**Your instructions**
Quote each line of the material verbatim, without the pictures.

━━━ Source records ━━━

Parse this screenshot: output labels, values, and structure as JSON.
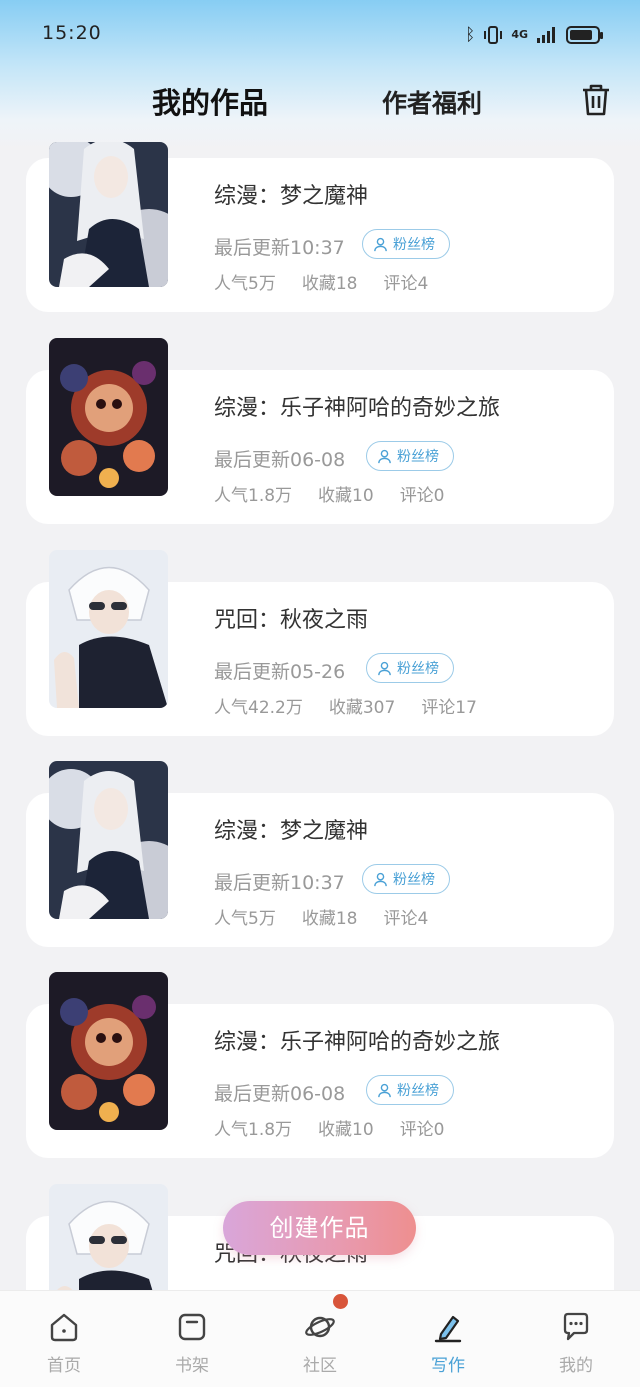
{
  "status_bar": {
    "time": "15:20",
    "network": "4G"
  },
  "header": {
    "tab_works": "我的作品",
    "tab_benefits": "作者福利"
  },
  "works": [
    {
      "title": "综漫：梦之魔神",
      "updated": "最后更新10:37",
      "fan_label": "粉丝榜",
      "popularity": "人气5万",
      "favorites": "收藏18",
      "comments": "评论4",
      "cover": "white-hair-girl"
    },
    {
      "title": "综漫：乐子神阿哈的奇妙之旅",
      "updated": "最后更新06-08",
      "fan_label": "粉丝榜",
      "popularity": "人气1.8万",
      "favorites": "收藏10",
      "comments": "评论0",
      "cover": "mask-jester"
    },
    {
      "title": "咒回：秋夜之雨",
      "updated": "最后更新05-26",
      "fan_label": "粉丝榜",
      "popularity": "人气42.2万",
      "favorites": "收藏307",
      "comments": "评论17",
      "cover": "white-hair-boy"
    },
    {
      "title": "综漫：梦之魔神",
      "updated": "最后更新10:37",
      "fan_label": "粉丝榜",
      "popularity": "人气5万",
      "favorites": "收藏18",
      "comments": "评论4",
      "cover": "white-hair-girl"
    },
    {
      "title": "综漫：乐子神阿哈的奇妙之旅",
      "updated": "最后更新06-08",
      "fan_label": "粉丝榜",
      "popularity": "人气1.8万",
      "favorites": "收藏10",
      "comments": "评论0",
      "cover": "mask-jester"
    },
    {
      "title": "咒回：秋夜之雨",
      "updated": "",
      "fan_label": "",
      "popularity": "",
      "favorites": "",
      "comments": "",
      "cover": "white-hair-boy"
    }
  ],
  "create_button": "创建作品",
  "tabs": [
    {
      "label": "首页",
      "icon": "home-icon"
    },
    {
      "label": "书架",
      "icon": "bookshelf-icon"
    },
    {
      "label": "社区",
      "icon": "planet-icon"
    },
    {
      "label": "写作",
      "icon": "pen-icon"
    },
    {
      "label": "我的",
      "icon": "chat-icon"
    }
  ],
  "colors": {
    "accent": "#4aa1d6",
    "badge_dot": "#d8553a",
    "button_start": "#d9a6da",
    "button_end": "#ee8f8f"
  }
}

━━━

**Problem solution**
Parse this screenshot: output labels, values, and structure as JSON.
{
  "status_bar": {
    "time": "15:20",
    "network": "4G"
  },
  "header": {
    "tab_works": "我的作品",
    "tab_benefits": "作者福利"
  },
  "works": [
    {
      "title": "综漫：梦之魔神",
      "updated": "最后更新10:37",
      "fan_label": "粉丝榜",
      "popularity": "人气5万",
      "favorites": "收藏18",
      "comments": "评论4",
      "cover": "white-hair-girl"
    },
    {
      "title": "综漫：乐子神阿哈的奇妙之旅",
      "updated": "最后更新06-08",
      "fan_label": "粉丝榜",
      "popularity": "人气1.8万",
      "favorites": "收藏10",
      "comments": "评论0",
      "cover": "mask-jester"
    },
    {
      "title": "咒回：秋夜之雨",
      "updated": "最后更新05-26",
      "fan_label": "粉丝榜",
      "popularity": "人气42.2万",
      "favorites": "收藏307",
      "comments": "评论17",
      "cover": "white-hair-boy"
    },
    {
      "title": "综漫：梦之魔神",
      "updated": "最后更新10:37",
      "fan_label": "粉丝榜",
      "popularity": "人气5万",
      "favorites": "收藏18",
      "comments": "评论4",
      "cover": "white-hair-girl"
    },
    {
      "title": "综漫：乐子神阿哈的奇妙之旅",
      "updated": "最后更新06-08",
      "fan_label": "粉丝榜",
      "popularity": "人气1.8万",
      "favorites": "收藏10",
      "comments": "评论0",
      "cover": "mask-jester"
    },
    {
      "title": "咒回：秋夜之雨",
      "updated": "",
      "fan_label": "",
      "popularity": "",
      "favorites": "",
      "comments": "",
      "cover": "white-hair-boy"
    }
  ],
  "create_button": "创建作品",
  "tabs": [
    {
      "label": "首页",
      "icon": "home-icon"
    },
    {
      "label": "书架",
      "icon": "bookshelf-icon"
    },
    {
      "label": "社区",
      "icon": "planet-icon"
    },
    {
      "label": "写作",
      "icon": "pen-icon"
    },
    {
      "label": "我的",
      "icon": "chat-icon"
    }
  ],
  "colors": {
    "accent": "#4aa1d6",
    "badge_dot": "#d8553a",
    "button_start": "#d9a6da",
    "button_end": "#ee8f8f"
  }
}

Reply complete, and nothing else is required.